[Dataset items]
•••••
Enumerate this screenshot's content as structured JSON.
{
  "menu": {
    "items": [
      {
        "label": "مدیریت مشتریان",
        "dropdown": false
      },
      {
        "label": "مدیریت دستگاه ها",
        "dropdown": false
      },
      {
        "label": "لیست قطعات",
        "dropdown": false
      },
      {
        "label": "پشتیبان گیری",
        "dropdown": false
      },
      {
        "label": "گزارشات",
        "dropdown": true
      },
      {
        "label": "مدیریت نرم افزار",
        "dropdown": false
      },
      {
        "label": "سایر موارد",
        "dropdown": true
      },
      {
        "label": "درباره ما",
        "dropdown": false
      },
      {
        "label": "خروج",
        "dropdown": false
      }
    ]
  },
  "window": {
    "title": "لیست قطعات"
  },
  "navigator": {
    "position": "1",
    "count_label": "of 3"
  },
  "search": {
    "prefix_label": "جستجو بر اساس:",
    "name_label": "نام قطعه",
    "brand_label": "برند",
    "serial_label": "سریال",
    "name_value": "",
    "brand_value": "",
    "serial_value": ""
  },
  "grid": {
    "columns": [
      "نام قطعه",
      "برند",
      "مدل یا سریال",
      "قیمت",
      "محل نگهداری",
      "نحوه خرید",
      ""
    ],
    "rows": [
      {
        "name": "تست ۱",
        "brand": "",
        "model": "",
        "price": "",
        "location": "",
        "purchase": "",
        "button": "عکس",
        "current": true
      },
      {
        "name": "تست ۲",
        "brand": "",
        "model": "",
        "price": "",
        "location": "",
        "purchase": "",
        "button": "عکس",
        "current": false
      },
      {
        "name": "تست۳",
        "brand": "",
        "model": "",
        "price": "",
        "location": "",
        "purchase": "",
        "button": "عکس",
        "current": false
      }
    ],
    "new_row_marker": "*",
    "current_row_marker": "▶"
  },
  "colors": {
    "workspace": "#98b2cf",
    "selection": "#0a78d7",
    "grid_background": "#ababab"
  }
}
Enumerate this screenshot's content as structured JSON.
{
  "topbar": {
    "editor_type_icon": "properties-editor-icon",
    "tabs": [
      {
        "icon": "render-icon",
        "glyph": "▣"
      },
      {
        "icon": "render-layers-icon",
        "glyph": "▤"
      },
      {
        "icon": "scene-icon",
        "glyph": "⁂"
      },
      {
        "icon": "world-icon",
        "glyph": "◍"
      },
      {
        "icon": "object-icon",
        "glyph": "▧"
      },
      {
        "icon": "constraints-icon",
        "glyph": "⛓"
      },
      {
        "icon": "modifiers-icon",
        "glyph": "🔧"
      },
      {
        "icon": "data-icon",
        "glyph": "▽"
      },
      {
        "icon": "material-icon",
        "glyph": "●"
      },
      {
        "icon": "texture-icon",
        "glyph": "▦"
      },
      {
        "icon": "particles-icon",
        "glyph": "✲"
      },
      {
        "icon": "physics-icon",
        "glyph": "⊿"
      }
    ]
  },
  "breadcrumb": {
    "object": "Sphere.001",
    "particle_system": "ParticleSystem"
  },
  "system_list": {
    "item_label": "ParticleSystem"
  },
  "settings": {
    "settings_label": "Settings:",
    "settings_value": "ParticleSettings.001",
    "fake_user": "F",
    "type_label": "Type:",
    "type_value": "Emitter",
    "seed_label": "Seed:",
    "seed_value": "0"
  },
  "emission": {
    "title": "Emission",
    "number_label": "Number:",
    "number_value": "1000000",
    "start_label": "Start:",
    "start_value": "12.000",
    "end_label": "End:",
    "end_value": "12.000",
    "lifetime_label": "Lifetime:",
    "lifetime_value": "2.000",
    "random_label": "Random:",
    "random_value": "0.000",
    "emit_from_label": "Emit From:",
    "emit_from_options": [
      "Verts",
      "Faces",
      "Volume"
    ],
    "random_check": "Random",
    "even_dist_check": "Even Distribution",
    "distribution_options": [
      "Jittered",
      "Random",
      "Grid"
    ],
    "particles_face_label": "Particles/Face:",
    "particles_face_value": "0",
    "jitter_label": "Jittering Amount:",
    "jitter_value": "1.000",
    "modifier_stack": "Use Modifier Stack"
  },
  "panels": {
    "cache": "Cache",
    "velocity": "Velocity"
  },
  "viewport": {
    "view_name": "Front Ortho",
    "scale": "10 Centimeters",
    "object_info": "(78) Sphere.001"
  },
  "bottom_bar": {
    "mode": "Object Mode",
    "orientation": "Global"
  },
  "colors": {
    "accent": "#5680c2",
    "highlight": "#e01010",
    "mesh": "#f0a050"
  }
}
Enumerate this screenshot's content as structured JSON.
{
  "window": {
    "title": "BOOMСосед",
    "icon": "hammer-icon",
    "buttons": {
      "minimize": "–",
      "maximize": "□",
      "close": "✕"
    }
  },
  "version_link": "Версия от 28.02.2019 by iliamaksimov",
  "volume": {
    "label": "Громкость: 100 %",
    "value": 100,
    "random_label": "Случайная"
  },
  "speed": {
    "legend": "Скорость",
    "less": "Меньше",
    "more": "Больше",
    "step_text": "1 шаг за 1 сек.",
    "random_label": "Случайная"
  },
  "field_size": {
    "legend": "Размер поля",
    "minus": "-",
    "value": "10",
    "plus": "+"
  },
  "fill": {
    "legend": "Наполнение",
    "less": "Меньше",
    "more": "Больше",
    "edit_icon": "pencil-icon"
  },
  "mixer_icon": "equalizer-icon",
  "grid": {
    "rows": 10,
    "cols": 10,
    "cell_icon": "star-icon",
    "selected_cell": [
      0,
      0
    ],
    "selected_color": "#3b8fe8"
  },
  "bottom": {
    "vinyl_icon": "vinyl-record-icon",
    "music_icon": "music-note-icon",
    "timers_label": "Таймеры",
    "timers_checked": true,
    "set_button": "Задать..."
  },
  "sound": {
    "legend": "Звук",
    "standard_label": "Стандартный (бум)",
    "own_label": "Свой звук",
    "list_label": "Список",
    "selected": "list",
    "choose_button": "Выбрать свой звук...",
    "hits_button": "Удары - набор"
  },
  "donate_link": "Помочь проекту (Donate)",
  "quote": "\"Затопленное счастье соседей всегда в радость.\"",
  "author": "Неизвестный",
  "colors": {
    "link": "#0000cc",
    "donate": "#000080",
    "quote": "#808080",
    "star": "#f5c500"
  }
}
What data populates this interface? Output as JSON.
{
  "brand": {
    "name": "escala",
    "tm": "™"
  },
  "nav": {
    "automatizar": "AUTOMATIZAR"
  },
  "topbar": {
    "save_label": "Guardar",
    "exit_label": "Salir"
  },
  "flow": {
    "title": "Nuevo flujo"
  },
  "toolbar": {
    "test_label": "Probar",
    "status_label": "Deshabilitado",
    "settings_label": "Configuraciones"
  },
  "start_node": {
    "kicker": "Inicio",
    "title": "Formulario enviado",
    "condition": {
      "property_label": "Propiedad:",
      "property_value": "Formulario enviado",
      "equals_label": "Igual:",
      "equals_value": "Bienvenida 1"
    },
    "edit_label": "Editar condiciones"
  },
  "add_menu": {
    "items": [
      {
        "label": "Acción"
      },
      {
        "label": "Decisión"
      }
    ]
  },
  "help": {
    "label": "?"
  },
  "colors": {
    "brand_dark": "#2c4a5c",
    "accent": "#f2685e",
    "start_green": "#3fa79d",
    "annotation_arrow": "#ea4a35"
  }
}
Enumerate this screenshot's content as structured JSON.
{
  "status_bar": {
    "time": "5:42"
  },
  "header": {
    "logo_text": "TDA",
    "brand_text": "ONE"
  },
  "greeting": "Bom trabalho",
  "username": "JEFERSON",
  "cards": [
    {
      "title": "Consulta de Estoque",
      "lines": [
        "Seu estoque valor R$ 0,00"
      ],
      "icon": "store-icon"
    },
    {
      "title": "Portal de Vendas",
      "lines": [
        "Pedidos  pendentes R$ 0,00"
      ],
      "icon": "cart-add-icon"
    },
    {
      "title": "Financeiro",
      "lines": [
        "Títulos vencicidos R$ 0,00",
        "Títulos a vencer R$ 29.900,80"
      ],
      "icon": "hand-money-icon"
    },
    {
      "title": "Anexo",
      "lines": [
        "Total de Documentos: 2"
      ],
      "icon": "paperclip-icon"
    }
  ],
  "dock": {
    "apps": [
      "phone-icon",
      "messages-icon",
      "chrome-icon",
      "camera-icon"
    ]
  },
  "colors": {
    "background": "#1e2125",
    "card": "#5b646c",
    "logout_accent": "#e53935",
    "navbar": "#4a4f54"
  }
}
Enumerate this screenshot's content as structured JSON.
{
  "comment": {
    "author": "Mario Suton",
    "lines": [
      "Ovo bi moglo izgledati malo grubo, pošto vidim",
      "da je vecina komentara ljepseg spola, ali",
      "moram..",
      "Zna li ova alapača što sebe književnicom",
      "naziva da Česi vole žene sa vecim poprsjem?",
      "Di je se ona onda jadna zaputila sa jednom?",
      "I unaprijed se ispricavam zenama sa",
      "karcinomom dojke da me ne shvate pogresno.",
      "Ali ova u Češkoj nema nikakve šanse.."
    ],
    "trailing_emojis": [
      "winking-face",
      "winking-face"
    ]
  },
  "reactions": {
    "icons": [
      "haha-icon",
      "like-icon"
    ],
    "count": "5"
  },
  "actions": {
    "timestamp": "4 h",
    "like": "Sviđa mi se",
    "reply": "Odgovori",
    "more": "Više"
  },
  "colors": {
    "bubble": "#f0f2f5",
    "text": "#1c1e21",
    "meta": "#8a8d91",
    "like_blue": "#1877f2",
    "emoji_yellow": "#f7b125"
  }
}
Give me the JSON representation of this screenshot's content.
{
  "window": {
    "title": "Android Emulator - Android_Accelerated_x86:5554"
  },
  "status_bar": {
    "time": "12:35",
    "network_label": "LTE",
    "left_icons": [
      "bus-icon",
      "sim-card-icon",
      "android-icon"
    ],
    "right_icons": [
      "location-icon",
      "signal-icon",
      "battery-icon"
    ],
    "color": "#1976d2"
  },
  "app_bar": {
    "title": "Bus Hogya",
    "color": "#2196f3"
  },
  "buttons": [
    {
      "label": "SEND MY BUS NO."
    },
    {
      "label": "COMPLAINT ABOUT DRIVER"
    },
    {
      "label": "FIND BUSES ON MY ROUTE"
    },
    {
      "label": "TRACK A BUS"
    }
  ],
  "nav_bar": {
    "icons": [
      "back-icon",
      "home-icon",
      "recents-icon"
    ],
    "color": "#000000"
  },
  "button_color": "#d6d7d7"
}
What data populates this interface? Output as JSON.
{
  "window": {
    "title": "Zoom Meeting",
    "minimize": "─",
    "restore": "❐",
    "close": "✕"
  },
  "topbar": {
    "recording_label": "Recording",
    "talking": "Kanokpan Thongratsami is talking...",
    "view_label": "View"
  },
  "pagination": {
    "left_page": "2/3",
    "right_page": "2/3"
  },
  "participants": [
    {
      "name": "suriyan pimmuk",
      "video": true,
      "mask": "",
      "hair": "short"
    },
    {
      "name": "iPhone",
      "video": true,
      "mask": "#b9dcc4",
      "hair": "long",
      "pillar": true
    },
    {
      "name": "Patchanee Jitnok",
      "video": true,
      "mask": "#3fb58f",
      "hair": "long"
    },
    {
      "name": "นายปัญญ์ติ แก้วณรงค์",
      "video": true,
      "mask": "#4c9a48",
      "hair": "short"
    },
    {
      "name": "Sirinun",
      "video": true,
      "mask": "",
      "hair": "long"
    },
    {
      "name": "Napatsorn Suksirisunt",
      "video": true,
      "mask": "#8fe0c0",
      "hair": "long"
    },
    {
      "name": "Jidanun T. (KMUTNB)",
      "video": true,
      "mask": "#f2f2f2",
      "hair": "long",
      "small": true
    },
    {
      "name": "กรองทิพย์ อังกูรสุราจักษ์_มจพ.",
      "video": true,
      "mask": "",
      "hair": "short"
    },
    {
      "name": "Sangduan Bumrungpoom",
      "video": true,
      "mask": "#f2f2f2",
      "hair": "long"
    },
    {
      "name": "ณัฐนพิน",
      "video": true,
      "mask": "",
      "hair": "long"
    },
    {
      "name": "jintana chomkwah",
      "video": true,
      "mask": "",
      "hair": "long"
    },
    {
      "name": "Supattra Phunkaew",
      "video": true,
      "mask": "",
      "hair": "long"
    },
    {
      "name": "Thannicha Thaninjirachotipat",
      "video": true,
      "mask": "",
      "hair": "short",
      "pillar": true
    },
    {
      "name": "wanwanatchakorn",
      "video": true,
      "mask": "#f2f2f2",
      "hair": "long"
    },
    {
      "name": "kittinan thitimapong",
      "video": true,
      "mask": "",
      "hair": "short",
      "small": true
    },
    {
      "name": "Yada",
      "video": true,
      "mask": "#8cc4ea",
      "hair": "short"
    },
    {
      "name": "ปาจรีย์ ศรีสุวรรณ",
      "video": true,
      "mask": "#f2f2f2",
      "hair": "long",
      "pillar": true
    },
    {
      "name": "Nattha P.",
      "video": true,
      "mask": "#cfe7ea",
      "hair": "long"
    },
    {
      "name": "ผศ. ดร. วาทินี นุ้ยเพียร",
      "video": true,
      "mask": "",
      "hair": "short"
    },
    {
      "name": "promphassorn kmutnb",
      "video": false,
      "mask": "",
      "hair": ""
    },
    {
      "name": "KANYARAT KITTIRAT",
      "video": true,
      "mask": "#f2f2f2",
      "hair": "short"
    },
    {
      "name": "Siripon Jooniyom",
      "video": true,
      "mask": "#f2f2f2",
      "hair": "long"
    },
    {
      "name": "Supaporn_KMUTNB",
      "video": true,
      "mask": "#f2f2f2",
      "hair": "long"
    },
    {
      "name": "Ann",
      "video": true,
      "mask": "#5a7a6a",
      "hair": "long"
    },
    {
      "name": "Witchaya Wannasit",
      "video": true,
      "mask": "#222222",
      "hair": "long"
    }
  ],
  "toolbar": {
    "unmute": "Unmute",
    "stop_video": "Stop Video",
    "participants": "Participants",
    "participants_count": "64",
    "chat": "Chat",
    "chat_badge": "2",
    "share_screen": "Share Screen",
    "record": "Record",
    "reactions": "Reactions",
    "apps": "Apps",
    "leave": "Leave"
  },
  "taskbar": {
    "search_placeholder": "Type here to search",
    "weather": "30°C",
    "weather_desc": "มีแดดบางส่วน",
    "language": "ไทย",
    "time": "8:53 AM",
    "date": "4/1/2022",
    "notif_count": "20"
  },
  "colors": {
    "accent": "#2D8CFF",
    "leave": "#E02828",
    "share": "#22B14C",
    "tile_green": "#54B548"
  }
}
•••••
From the listing, tally every line with the word "author" in it and give only the tally.

* [OUTPUT FOR THIS TASK]:
2